§ DIRECTION
Extract the complete listing and repeat it word for word.

Stored items
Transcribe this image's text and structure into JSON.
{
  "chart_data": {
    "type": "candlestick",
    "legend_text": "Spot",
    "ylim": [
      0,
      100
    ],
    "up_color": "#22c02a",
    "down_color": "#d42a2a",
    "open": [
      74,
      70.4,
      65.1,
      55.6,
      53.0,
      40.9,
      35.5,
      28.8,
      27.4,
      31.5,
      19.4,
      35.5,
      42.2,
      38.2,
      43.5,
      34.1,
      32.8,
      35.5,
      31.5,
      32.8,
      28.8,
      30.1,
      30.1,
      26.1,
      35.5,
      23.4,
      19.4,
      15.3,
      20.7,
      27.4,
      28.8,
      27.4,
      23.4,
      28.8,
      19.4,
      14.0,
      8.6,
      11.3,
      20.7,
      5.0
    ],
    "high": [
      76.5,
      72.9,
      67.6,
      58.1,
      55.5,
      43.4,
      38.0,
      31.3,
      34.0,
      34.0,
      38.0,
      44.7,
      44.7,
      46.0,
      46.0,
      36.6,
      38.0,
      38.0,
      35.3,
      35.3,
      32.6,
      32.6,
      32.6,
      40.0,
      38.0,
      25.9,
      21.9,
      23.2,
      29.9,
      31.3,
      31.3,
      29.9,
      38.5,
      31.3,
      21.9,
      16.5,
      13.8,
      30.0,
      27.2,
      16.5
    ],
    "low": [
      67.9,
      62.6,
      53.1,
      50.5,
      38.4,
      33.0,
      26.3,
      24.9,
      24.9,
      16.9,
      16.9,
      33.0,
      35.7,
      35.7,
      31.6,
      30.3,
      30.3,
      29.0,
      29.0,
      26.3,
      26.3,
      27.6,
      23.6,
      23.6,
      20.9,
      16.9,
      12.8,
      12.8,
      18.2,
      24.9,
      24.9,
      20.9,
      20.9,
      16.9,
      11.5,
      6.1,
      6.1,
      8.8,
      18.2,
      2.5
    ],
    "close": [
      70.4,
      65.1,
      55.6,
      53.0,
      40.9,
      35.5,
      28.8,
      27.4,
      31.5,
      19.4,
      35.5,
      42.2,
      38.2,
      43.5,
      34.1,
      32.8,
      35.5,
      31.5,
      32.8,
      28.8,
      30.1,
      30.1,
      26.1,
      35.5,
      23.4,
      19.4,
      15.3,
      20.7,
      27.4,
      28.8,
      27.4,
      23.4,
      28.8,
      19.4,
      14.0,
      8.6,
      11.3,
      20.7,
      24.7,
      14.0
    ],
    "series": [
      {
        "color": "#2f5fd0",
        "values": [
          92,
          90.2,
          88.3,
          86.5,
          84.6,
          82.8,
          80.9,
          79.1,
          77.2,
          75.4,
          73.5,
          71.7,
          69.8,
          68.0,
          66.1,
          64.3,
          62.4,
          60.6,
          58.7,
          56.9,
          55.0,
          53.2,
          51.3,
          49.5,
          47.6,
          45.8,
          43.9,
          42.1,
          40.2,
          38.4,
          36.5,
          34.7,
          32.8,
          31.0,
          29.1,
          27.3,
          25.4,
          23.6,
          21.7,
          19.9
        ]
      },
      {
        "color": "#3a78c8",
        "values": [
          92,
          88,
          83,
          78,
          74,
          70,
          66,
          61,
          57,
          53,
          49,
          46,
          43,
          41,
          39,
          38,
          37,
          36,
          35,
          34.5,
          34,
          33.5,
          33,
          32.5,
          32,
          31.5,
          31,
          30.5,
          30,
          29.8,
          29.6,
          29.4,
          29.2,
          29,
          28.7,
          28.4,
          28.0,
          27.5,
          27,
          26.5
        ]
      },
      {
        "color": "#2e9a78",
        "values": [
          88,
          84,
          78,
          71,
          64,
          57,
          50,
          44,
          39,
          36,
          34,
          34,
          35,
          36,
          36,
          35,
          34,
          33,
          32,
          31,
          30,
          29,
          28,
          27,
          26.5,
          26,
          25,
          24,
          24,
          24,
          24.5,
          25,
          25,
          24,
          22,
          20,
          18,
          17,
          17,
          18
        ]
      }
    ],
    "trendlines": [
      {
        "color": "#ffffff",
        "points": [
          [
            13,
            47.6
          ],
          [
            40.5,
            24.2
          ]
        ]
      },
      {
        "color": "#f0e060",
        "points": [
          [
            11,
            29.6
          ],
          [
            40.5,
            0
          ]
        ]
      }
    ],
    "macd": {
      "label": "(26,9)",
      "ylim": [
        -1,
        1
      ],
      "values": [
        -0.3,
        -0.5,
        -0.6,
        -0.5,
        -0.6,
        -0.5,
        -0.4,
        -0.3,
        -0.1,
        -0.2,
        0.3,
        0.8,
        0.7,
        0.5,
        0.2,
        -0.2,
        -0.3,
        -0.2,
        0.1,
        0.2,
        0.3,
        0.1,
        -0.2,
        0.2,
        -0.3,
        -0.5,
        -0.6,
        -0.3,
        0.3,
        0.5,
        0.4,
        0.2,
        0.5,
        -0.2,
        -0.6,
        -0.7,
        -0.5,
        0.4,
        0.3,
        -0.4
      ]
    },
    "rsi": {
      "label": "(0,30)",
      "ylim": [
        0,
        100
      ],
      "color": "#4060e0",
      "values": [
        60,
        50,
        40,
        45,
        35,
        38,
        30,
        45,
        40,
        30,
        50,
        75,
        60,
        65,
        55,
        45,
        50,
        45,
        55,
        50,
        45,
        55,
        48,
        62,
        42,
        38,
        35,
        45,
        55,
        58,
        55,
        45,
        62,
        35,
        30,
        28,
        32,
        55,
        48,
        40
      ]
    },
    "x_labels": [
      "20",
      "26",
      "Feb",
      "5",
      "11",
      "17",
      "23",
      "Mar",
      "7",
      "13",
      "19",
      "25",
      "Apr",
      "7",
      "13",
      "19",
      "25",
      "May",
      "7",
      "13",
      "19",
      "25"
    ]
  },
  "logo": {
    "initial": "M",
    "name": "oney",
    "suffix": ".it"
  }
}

§ RESULT OF THE TASK
Transcribe this image's text and structure into JSON.
{
  "chart_data": {
    "type": "candlestick",
    "legend_text": "Spot",
    "ylim": [
      0,
      100
    ],
    "up_color": "#22c02a",
    "down_color": "#d42a2a",
    "open": [
      74,
      70.4,
      65.1,
      55.6,
      53.0,
      40.9,
      35.5,
      28.8,
      27.4,
      31.5,
      19.4,
      35.5,
      42.2,
      38.2,
      43.5,
      34.1,
      32.8,
      35.5,
      31.5,
      32.8,
      28.8,
      30.1,
      30.1,
      26.1,
      35.5,
      23.4,
      19.4,
      15.3,
      20.7,
      27.4,
      28.8,
      27.4,
      23.4,
      28.8,
      19.4,
      14.0,
      8.6,
      11.3,
      20.7,
      5.0
    ],
    "high": [
      76.5,
      72.9,
      67.6,
      58.1,
      55.5,
      43.4,
      38.0,
      31.3,
      34.0,
      34.0,
      38.0,
      44.7,
      44.7,
      46.0,
      46.0,
      36.6,
      38.0,
      38.0,
      35.3,
      35.3,
      32.6,
      32.6,
      32.6,
      40.0,
      38.0,
      25.9,
      21.9,
      23.2,
      29.9,
      31.3,
      31.3,
      29.9,
      38.5,
      31.3,
      21.9,
      16.5,
      13.8,
      30.0,
      27.2,
      16.5
    ],
    "low": [
      67.9,
      62.6,
      53.1,
      50.5,
      38.4,
      33.0,
      26.3,
      24.9,
      24.9,
      16.9,
      16.9,
      33.0,
      35.7,
      35.7,
      31.6,
      30.3,
      30.3,
      29.0,
      29.0,
      26.3,
      26.3,
      27.6,
      23.6,
      23.6,
      20.9,
      16.9,
      12.8,
      12.8,
      18.2,
      24.9,
      24.9,
      20.9,
      20.9,
      16.9,
      11.5,
      6.1,
      6.1,
      8.8,
      18.2,
      2.5
    ],
    "close": [
      70.4,
      65.1,
      55.6,
      53.0,
      40.9,
      35.5,
      28.8,
      27.4,
      31.5,
      19.4,
      35.5,
      42.2,
      38.2,
      43.5,
      34.1,
      32.8,
      35.5,
      31.5,
      32.8,
      28.8,
      30.1,
      30.1,
      26.1,
      35.5,
      23.4,
      19.4,
      15.3,
      20.7,
      27.4,
      28.8,
      27.4,
      23.4,
      28.8,
      19.4,
      14.0,
      8.6,
      11.3,
      20.7,
      24.7,
      14.0
    ],
    "series": [
      {
        "color": "#2f5fd0",
        "values": [
          92,
          90.2,
          88.3,
          86.5,
          84.6,
          82.8,
          80.9,
          79.1,
          77.2,
          75.4,
          73.5,
          71.7,
          69.8,
          68.0,
          66.1,
          64.3,
          62.4,
          60.6,
          58.7,
          56.9,
          55.0,
          53.2,
          51.3,
          49.5,
          47.6,
          45.8,
          43.9,
          42.1,
          40.2,
          38.4,
          36.5,
          34.7,
          32.8,
          31.0,
          29.1,
          27.3,
          25.4,
          23.6,
          21.7,
          19.9
        ]
      },
      {
        "color": "#3a78c8",
        "values": [
          92,
          88,
          83,
          78,
          74,
          70,
          66,
          61,
          57,
          53,
          49,
          46,
          43,
          41,
          39,
          38,
          37,
          36,
          35,
          34.5,
          34,
          33.5,
          33,
          32.5,
          32,
          31.5,
          31,
          30.5,
          30,
          29.8,
          29.6,
          29.4,
          29.2,
          29,
          28.7,
          28.4,
          28.0,
          27.5,
          27,
          26.5
        ]
      },
      {
        "color": "#2e9a78",
        "values": [
          88,
          84,
          78,
          71,
          64,
          57,
          50,
          44,
          39,
          36,
          34,
          34,
          35,
          36,
          36,
          35,
          34,
          33,
          32,
          31,
          30,
          29,
          28,
          27,
          26.5,
          26,
          25,
          24,
          24,
          24,
          24.5,
          25,
          25,
          24,
          22,
          20,
          18,
          17,
          17,
          18
        ]
      }
    ],
    "trendlines": [
      {
        "color": "#ffffff",
        "points": [
          [
            13,
            47.6
          ],
          [
            40.5,
            24.2
          ]
        ]
      },
      {
        "color": "#f0e060",
        "points": [
          [
            11,
            29.6
          ],
          [
            40.5,
            0
          ]
        ]
      }
    ],
    "macd": {
      "label": "(26,9)",
      "ylim": [
        -1,
        1
      ],
      "values": [
        -0.3,
        -0.5,
        -0.6,
        -0.5,
        -0.6,
        -0.5,
        -0.4,
        -0.3,
        -0.1,
        -0.2,
        0.3,
        0.8,
        0.7,
        0.5,
        0.2,
        -0.2,
        -0.3,
        -0.2,
        0.1,
        0.2,
        0.3,
        0.1,
        -0.2,
        0.2,
        -0.3,
        -0.5,
        -0.6,
        -0.3,
        0.3,
        0.5,
        0.4,
        0.2,
        0.5,
        -0.2,
        -0.6,
        -0.7,
        -0.5,
        0.4,
        0.3,
        -0.4
      ]
    },
    "rsi": {
      "label": "(0,30)",
      "ylim": [
        0,
        100
      ],
      "color": "#4060e0",
      "values": [
        60,
        50,
        40,
        45,
        35,
        38,
        30,
        45,
        40,
        30,
        50,
        75,
        60,
        65,
        55,
        45,
        50,
        45,
        55,
        50,
        45,
        55,
        48,
        62,
        42,
        38,
        35,
        45,
        55,
        58,
        55,
        45,
        62,
        35,
        30,
        28,
        32,
        55,
        48,
        40
      ]
    },
    "x_labels": [
      "20",
      "26",
      "Feb",
      "5",
      "11",
      "17",
      "23",
      "Mar",
      "7",
      "13",
      "19",
      "25",
      "Apr",
      "7",
      "13",
      "19",
      "25",
      "May",
      "7",
      "13",
      "19",
      "25"
    ]
  },
  "logo": {
    "initial": "M",
    "name": "oney",
    "suffix": ".it"
  }
}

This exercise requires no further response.